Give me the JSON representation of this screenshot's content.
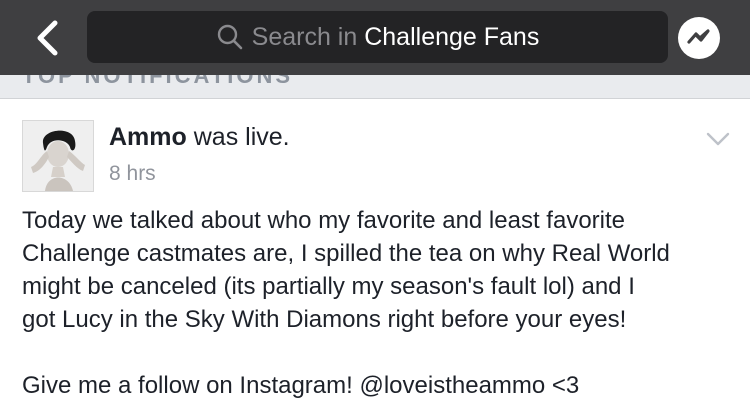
{
  "header": {
    "back_icon": "chevron-left-icon",
    "search": {
      "icon": "search-icon",
      "prefix": "Search in",
      "group_name": "Challenge Fans"
    },
    "messenger_icon": "messenger-icon"
  },
  "section": {
    "label": "TOP NOTIFICATIONS"
  },
  "post": {
    "author": "Ammo",
    "action": "was live.",
    "timestamp": "8 hrs",
    "menu_icon": "chevron-down-icon",
    "body_lines": [
      "Today we talked about who my favorite and least favorite",
      "Challenge castmates are, I spilled the tea on why Real World",
      "might be canceled (its partially my season's fault lol) and I",
      "got Lucy in the Sky With Diamons right before your eyes!"
    ],
    "cta": "Give me a follow on Instagram! @loveistheammo <3"
  },
  "colors": {
    "topbar": "#3f3f41",
    "searchbox": "#232325",
    "placeholder": "#8a8a8e",
    "text": "#1d2129",
    "muted": "#90949c",
    "strip": "#e9ebee"
  }
}
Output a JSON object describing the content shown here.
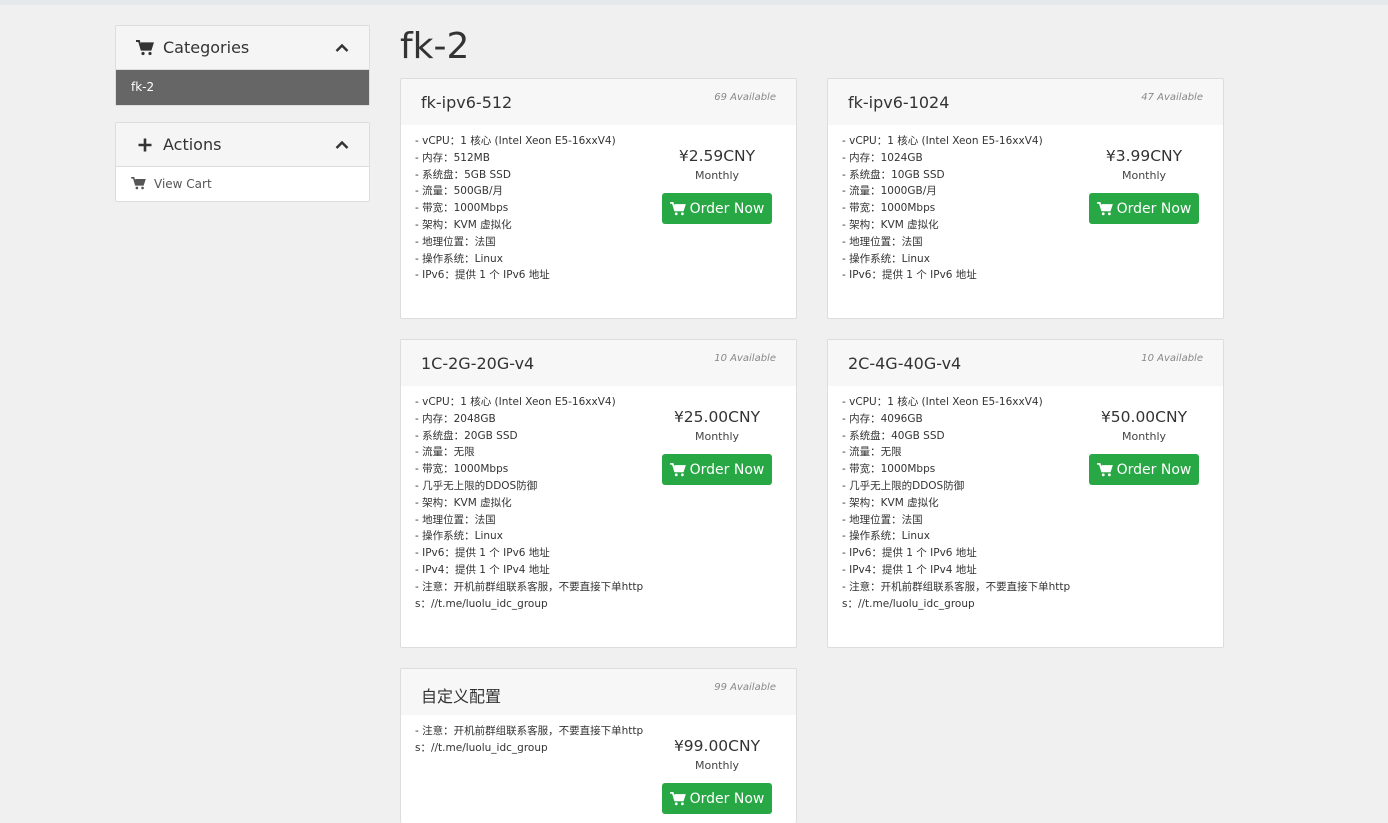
{
  "sidebar": {
    "categories": {
      "title": "Categories",
      "items": [
        {
          "label": "fk-2",
          "active": true
        }
      ]
    },
    "actions": {
      "title": "Actions",
      "items": [
        {
          "label": "View Cart"
        }
      ]
    }
  },
  "main": {
    "title": "fk-2",
    "products": [
      {
        "name": "fk-ipv6-512",
        "available": "69 Available",
        "description": "- vCPU：1 核心 (Intel Xeon E5-16xxV4)\n- 内存：512MB\n- 系统盘：5GB SSD\n- 流量：500GB/月\n- 带宽：1000Mbps\n- 架构：KVM 虚拟化\n- 地理位置：法国\n- 操作系统：Linux\n- IPv6：提供 1 个 IPv6 地址",
        "price": "¥2.59CNY",
        "cycle": "Monthly",
        "button": "Order Now"
      },
      {
        "name": "fk-ipv6-1024",
        "available": "47 Available",
        "description": "- vCPU：1 核心 (Intel Xeon E5-16xxV4)\n- 内存：1024GB\n- 系统盘：10GB SSD\n- 流量：1000GB/月\n- 带宽：1000Mbps\n- 架构：KVM 虚拟化\n- 地理位置：法国\n- 操作系统：Linux\n- IPv6：提供 1 个 IPv6 地址",
        "price": "¥3.99CNY",
        "cycle": "Monthly",
        "button": "Order Now"
      },
      {
        "name": "1C-2G-20G-v4",
        "available": "10 Available",
        "description": "- vCPU：1 核心 (Intel Xeon E5-16xxV4)\n- 内存：2048GB\n- 系统盘：20GB SSD\n- 流量：无限\n- 带宽：1000Mbps\n- 几乎无上限的DDOS防御\n- 架构：KVM 虚拟化\n- 地理位置：法国\n- 操作系统：Linux\n- IPv6：提供 1 个 IPv6 地址\n- IPv4：提供 1 个 IPv4 地址\n- 注意：开机前群组联系客服，不要直接下单https：//t.me/luolu_idc_group",
        "price": "¥25.00CNY",
        "cycle": "Monthly",
        "button": "Order Now"
      },
      {
        "name": "2C-4G-40G-v4",
        "available": "10 Available",
        "description": "- vCPU：1 核心 (Intel Xeon E5-16xxV4)\n- 内存：4096GB\n- 系统盘：40GB SSD\n- 流量：无限\n- 带宽：1000Mbps\n- 几乎无上限的DDOS防御\n- 架构：KVM 虚拟化\n- 地理位置：法国\n- 操作系统：Linux\n- IPv6：提供 1 个 IPv6 地址\n- IPv4：提供 1 个 IPv4 地址\n- 注意：开机前群组联系客服，不要直接下单https：//t.me/luolu_idc_group",
        "price": "¥50.00CNY",
        "cycle": "Monthly",
        "button": "Order Now"
      },
      {
        "name": "自定义配置",
        "available": "99 Available",
        "description": "- 注意：开机前群组联系客服，不要直接下单https：//t.me/luolu_idc_group",
        "price": "¥99.00CNY",
        "cycle": "Monthly",
        "button": "Order Now"
      }
    ]
  },
  "colors": {
    "order_button": "#28a745",
    "active_category": "#666666",
    "page_background": "#f0f0f0"
  },
  "icons": [
    "cart-icon",
    "plus-icon",
    "chevron-up-icon"
  ]
}
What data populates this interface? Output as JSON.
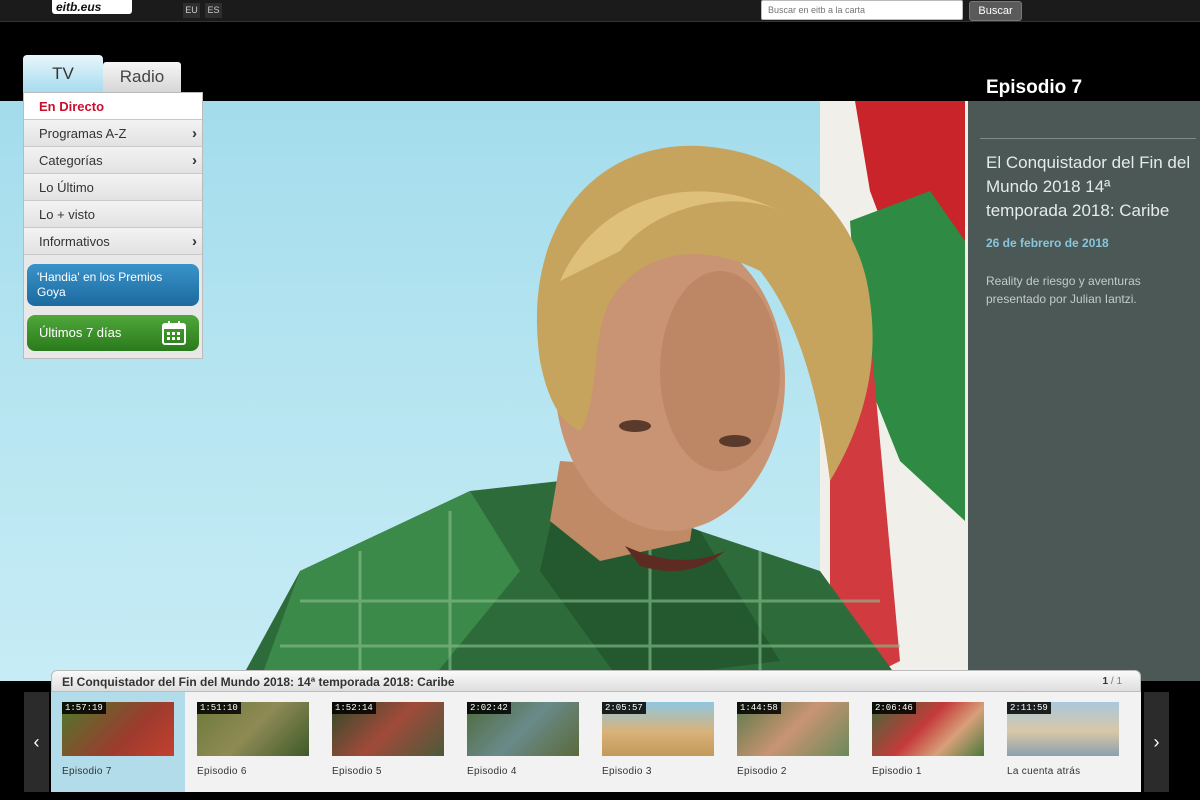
{
  "header": {
    "logo": "eitb.eus",
    "languages": [
      "EU",
      "ES"
    ],
    "search": {
      "placeholder": "Buscar en eitb a la carta",
      "button": "Buscar"
    }
  },
  "tabs": [
    {
      "label": "TV",
      "active": true
    },
    {
      "label": "Radio",
      "active": false
    }
  ],
  "menu": {
    "items": [
      {
        "label": "En Directo",
        "live": true,
        "has_submenu": false
      },
      {
        "label": "Programas A-Z",
        "has_submenu": true
      },
      {
        "label": "Categorías",
        "has_submenu": true
      },
      {
        "label": "Lo Último",
        "has_submenu": false
      },
      {
        "label": "Lo + visto",
        "has_submenu": false
      },
      {
        "label": "Informativos",
        "has_submenu": true
      }
    ],
    "promo_goya": "'Handia' en los Premios Goya",
    "promo_week": "Últimos 7 días",
    "chevron": "›"
  },
  "episode": {
    "title": "Episodio 7",
    "show": "El Conquistador del Fin del Mundo 2018 14ª temporada 2018: Caribe",
    "date": "26 de febrero de 2018",
    "description": "Reality de riesgo y aventuras presentado por Julian Iantzi."
  },
  "carousel": {
    "title": "El Conquistador del Fin del Mundo 2018: 14ª temporada 2018: Caribe",
    "page_current": "1",
    "page_sep": "/",
    "page_total": "1",
    "prev": "‹",
    "next": "›",
    "items": [
      {
        "duration": "1:57:19",
        "label": "Episodio 7",
        "active": true
      },
      {
        "duration": "1:51:10",
        "label": "Episodio 6"
      },
      {
        "duration": "1:52:14",
        "label": "Episodio 5"
      },
      {
        "duration": "2:02:42",
        "label": "Episodio 4"
      },
      {
        "duration": "2:05:57",
        "label": "Episodio 3"
      },
      {
        "duration": "1:44:58",
        "label": "Episodio 2"
      },
      {
        "duration": "2:06:46",
        "label": "Episodio 1"
      },
      {
        "duration": "2:11:59",
        "label": "La cuenta atrás"
      }
    ]
  },
  "colors": {
    "live": "#c8102e",
    "date": "#88c6dd",
    "active_thumb": "#b3dcea"
  }
}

• **Exercise task**
Quote each record exactly as it stands, minus the pictures.

• **Final result**
Give me the JSON representation of this screenshot's content.
{
  "header": {
    "back_icon": "chevron-left-icon",
    "search": {
      "icon": "search-icon",
      "prefix": "Search in",
      "group_name": "Challenge Fans"
    },
    "messenger_icon": "messenger-icon"
  },
  "section": {
    "label": "TOP NOTIFICATIONS"
  },
  "post": {
    "author": "Ammo",
    "action": "was live.",
    "timestamp": "8 hrs",
    "menu_icon": "chevron-down-icon",
    "body_lines": [
      "Today we talked about who my favorite and least favorite",
      "Challenge castmates are, I spilled the tea on why Real World",
      "might be canceled (its partially my season's fault lol) and I",
      "got Lucy in the Sky With Diamons right before your eyes!"
    ],
    "cta": "Give me a follow on Instagram! @loveistheammo <3"
  },
  "colors": {
    "topbar": "#3f3f41",
    "searchbox": "#232325",
    "placeholder": "#8a8a8e",
    "text": "#1d2129",
    "muted": "#90949c",
    "strip": "#e9ebee"
  }
}
Output a JSON object describing the content shown here.
{
  "sidebar": {
    "categories": {
      "title": "Categories",
      "items": [
        {
          "label": "fk-2",
          "active": true
        }
      ]
    },
    "actions": {
      "title": "Actions",
      "items": [
        {
          "label": "View Cart"
        }
      ]
    }
  },
  "main": {
    "title": "fk-2",
    "products": [
      {
        "name": "fk-ipv6-512",
        "available": "69 Available",
        "description": "- vCPU：1 核心 (Intel Xeon E5-16xxV4)\n- 内存：512MB\n- 系统盘：5GB SSD\n- 流量：500GB/月\n- 带宽：1000Mbps\n- 架构：KVM 虚拟化\n- 地理位置：法国\n- 操作系统：Linux\n- IPv6：提供 1 个 IPv6 地址",
        "price": "¥2.59CNY",
        "cycle": "Monthly",
        "button": "Order Now"
      },
      {
        "name": "fk-ipv6-1024",
        "available": "47 Available",
        "description": "- vCPU：1 核心 (Intel Xeon E5-16xxV4)\n- 内存：1024GB\n- 系统盘：10GB SSD\n- 流量：1000GB/月\n- 带宽：1000Mbps\n- 架构：KVM 虚拟化\n- 地理位置：法国\n- 操作系统：Linux\n- IPv6：提供 1 个 IPv6 地址",
        "price": "¥3.99CNY",
        "cycle": "Monthly",
        "button": "Order Now"
      },
      {
        "name": "1C-2G-20G-v4",
        "available": "10 Available",
        "description": "- vCPU：1 核心 (Intel Xeon E5-16xxV4)\n- 内存：2048GB\n- 系统盘：20GB SSD\n- 流量：无限\n- 带宽：1000Mbps\n- 几乎无上限的DDOS防御\n- 架构：KVM 虚拟化\n- 地理位置：法国\n- 操作系统：Linux\n- IPv6：提供 1 个 IPv6 地址\n- IPv4：提供 1 个 IPv4 地址\n- 注意：开机前群组联系客服，不要直接下单https：//t.me/luolu_idc_group",
        "price": "¥25.00CNY",
        "cycle": "Monthly",
        "button": "Order Now"
      },
      {
        "name": "2C-4G-40G-v4",
        "available": "10 Available",
        "description": "- vCPU：1 核心 (Intel Xeon E5-16xxV4)\n- 内存：4096GB\n- 系统盘：40GB SSD\n- 流量：无限\n- 带宽：1000Mbps\n- 几乎无上限的DDOS防御\n- 架构：KVM 虚拟化\n- 地理位置：法国\n- 操作系统：Linux\n- IPv6：提供 1 个 IPv6 地址\n- IPv4：提供 1 个 IPv4 地址\n- 注意：开机前群组联系客服，不要直接下单https：//t.me/luolu_idc_group",
        "price": "¥50.00CNY",
        "cycle": "Monthly",
        "button": "Order Now"
      },
      {
        "name": "自定义配置",
        "available": "99 Available",
        "description": "- 注意：开机前群组联系客服，不要直接下单https：//t.me/luolu_idc_group",
        "price": "¥99.00CNY",
        "cycle": "Monthly",
        "button": "Order Now"
      }
    ]
  },
  "colors": {
    "order_button": "#28a745",
    "active_category": "#666666",
    "page_background": "#f0f0f0"
  },
  "icons": [
    "cart-icon",
    "plus-icon",
    "chevron-up-icon"
  ]
}
What data populates this interface? Output as JSON.
{
  "header": {
    "logo": "eitb.eus",
    "languages": [
      "EU",
      "ES"
    ],
    "search": {
      "placeholder": "Buscar en eitb a la carta",
      "button": "Buscar"
    }
  },
  "tabs": [
    {
      "label": "TV",
      "active": true
    },
    {
      "label": "Radio",
      "active": false
    }
  ],
  "menu": {
    "items": [
      {
        "label": "En Directo",
        "live": true,
        "has_submenu": false
      },
      {
        "label": "Programas A-Z",
        "has_submenu": true
      },
      {
        "label": "Categorías",
        "has_submenu": true
      },
      {
        "label": "Lo Último",
        "has_submenu": false
      },
      {
        "label": "Lo + visto",
        "has_submenu": false
      },
      {
        "label": "Informativos",
        "has_submenu": true
      }
    ],
    "promo_goya": "'Handia' en los Premios Goya",
    "promo_week": "Últimos 7 días",
    "chevron": "›"
  },
  "episode": {
    "title": "Episodio 7",
    "show": "El Conquistador del Fin del Mundo 2018 14ª temporada 2018: Caribe",
    "date": "26 de febrero de 2018",
    "description": "Reality de riesgo y aventuras presentado por Julian Iantzi."
  },
  "carousel": {
    "title": "El Conquistador del Fin del Mundo 2018: 14ª temporada 2018: Caribe",
    "page_current": "1",
    "page_sep": "/",
    "page_total": "1",
    "prev": "‹",
    "next": "›",
    "items": [
      {
        "duration": "1:57:19",
        "label": "Episodio 7",
        "active": true
      },
      {
        "duration": "1:51:10",
        "label": "Episodio 6"
      },
      {
        "duration": "1:52:14",
        "label": "Episodio 5"
      },
      {
        "duration": "2:02:42",
        "label": "Episodio 4"
      },
      {
        "duration": "2:05:57",
        "label": "Episodio 3"
      },
      {
        "duration": "1:44:58",
        "label": "Episodio 2"
      },
      {
        "duration": "2:06:46",
        "label": "Episodio 1"
      },
      {
        "duration": "2:11:59",
        "label": "La cuenta atrás"
      }
    ]
  },
  "colors": {
    "live": "#c8102e",
    "date": "#88c6dd",
    "active_thumb": "#b3dcea"
  }
}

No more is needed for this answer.